◆ Exercise task
Copy each line with the word "eficiência" in it.

(Dataset items)
━━━━━━━━
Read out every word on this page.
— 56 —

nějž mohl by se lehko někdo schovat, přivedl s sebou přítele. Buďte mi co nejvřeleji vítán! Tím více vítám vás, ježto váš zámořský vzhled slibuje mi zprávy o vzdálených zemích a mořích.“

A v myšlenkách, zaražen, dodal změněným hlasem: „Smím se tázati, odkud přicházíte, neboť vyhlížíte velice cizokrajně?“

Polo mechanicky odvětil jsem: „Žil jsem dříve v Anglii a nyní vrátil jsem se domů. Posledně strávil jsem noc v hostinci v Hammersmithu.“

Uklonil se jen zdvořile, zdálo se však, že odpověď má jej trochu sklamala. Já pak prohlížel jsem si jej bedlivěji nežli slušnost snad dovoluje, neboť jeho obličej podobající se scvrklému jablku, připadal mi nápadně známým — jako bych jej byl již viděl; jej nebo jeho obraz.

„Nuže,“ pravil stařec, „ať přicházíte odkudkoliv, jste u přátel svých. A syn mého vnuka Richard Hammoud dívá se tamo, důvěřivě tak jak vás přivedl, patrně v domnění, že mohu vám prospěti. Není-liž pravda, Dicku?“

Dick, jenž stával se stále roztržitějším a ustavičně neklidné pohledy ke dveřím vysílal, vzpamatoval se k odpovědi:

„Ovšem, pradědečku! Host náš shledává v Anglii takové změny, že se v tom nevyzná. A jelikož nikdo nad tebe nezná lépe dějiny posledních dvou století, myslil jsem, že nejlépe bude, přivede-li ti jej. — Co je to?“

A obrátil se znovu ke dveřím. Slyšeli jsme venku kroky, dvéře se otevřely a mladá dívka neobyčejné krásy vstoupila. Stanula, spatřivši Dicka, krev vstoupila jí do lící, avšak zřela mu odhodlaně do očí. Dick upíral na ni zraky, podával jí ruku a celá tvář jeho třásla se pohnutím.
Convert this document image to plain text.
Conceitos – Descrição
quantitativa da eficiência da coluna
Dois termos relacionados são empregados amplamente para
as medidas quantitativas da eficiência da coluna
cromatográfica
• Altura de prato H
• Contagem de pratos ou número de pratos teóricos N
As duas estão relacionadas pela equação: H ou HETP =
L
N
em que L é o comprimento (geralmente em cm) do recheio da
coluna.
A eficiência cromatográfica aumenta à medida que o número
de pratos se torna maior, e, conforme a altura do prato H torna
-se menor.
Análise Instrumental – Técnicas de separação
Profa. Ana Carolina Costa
━━━━━━━━
◆ Full solution
quantitativa da eficiência da coluna
as medidas quantitativas da eficiência da coluna
A eficiência cromatográfica aumenta à medida que o número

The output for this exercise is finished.